§ Task goal: Your copy of the material must match it exactly, except that pictures are dropped.

---+---

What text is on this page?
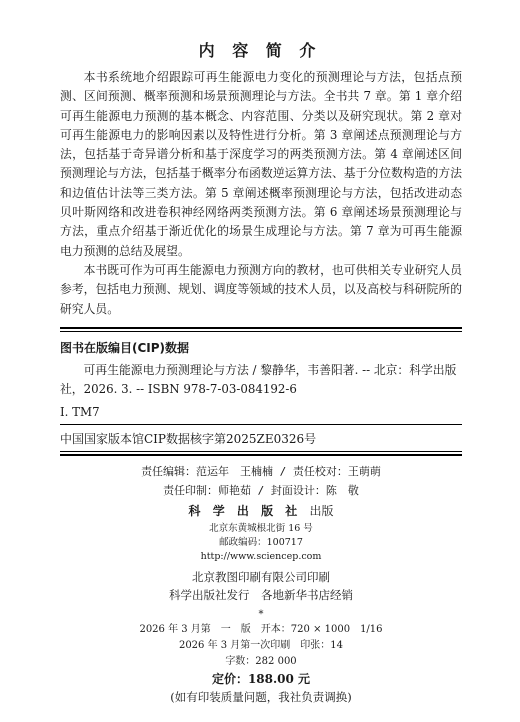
内 容 简 介

本书系统地介绍跟踪可再生能源电力变化的预测理论与方法，包括点预测、区间预测、概率预测和场景预测理论与方法。全书共 7 章。第 1 章介绍可再生能源电力预测的基本概念、内容范围、分类以及研究现状。第 2 章对可再生能源电力的影响因素以及特性进行分析。第 3 章阐述点预测理论与方法，包括基于奇异谱分析和基于深度学习的两类预测方法。第 4 章阐述区间预测理论与方法，包括基于概率分布函数逆运算方法、基于分位数构造的方法和边值估计法等三类方法。第 5 章阐述概率预测理论与方法，包括改进动态贝叶斯网络和改进卷积神经网络两类预测方法。第 6 章阐述场景预测理论与方法，重点介绍基于渐近优化的场景生成理论与方法。第 7 章为可再生能源电力预测的总结及展望。

本书既可作为可再生能源电力预测方向的教材，也可供相关专业研究人员参考，包括电力预测、规划、调度等领域的技术人员，以及高校与科研院所的研究人员。

图书在版编目(CIP)数据

可再生能源电力预测理论与方法 / 黎静华，韦善阳著. -- 北京：科学出版社，2026. 3. -- ISBN 978-7-03-084192-6

Ⅰ. TM7
中国国家版本馆CIP数据核字第2025ZE0326号
责任编辑：范运年　王楠楠 / 责任校对：王萌萌
责任印制：师艳茹 / 封面设计：陈　敬
科 学 出 版 社 出版
北京东黄城根北街 16 号
邮政编码：100717
http://www.sciencep.com
北京教图印刷有限公司印刷
科学出版社发行　各地新华书店经销
*
2026 年 3 月第　一　版　开本：720 × 1000　1/16
2026 年 3 月第一次印刷　印张：14
字数：282 000
定价：188.00 元
(如有印装质量问题，我社负责调换)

---+---

§ Response to this task:
What text is on this page?
内 容 简 介

本书系统地介绍跟踪可再生能源电力变化的预测理论与方法，包括点预测、区间预测、概率预测和场景预测理论与方法。全书共 7 章。第 1 章介绍可再生能源电力预测的基本概念、内容范围、分类以及研究现状。第 2 章对可再生能源电力的影响因素以及特性进行分析。第 3 章阐述点预测理论与方法，包括基于奇异谱分析和基于深度学习的两类预测方法。第 4 章阐述区间预测理论与方法，包括基于概率分布函数逆运算方法、基于分位数构造的方法和边值估计法等三类方法。第 5 章阐述概率预测理论与方法，包括改进动态贝叶斯网络和改进卷积神经网络两类预测方法。第 6 章阐述场景预测理论与方法，重点介绍基于渐近优化的场景生成理论与方法。第 7 章为可再生能源电力预测的总结及展望。

本书既可作为可再生能源电力预测方向的教材，也可供相关专业研究人员参考，包括电力预测、规划、调度等领域的技术人员，以及高校与科研院所的研究人员。

图书在版编目(CIP)数据

可再生能源电力预测理论与方法 / 黎静华，韦善阳著. -- 北京：科学出版社，2026. 3. -- ISBN 978-7-03-084192-6

Ⅰ. TM7
中国国家版本馆CIP数据核字第2025ZE0326号
责任编辑：范运年　王楠楠 / 责任校对：王萌萌
责任印制：师艳茹 / 封面设计：陈　敬
科 学 出 版 社 出版
北京东黄城根北街 16 号
邮政编码：100717
http://www.sciencep.com
北京教图印刷有限公司印刷
科学出版社发行　各地新华书店经销
*
2026 年 3 月第　一　版　开本：720 × 1000　1/16
2026 年 3 月第一次印刷　印张：14
字数：282 000
定价：188.00 元
(如有印装质量问题，我社负责调换)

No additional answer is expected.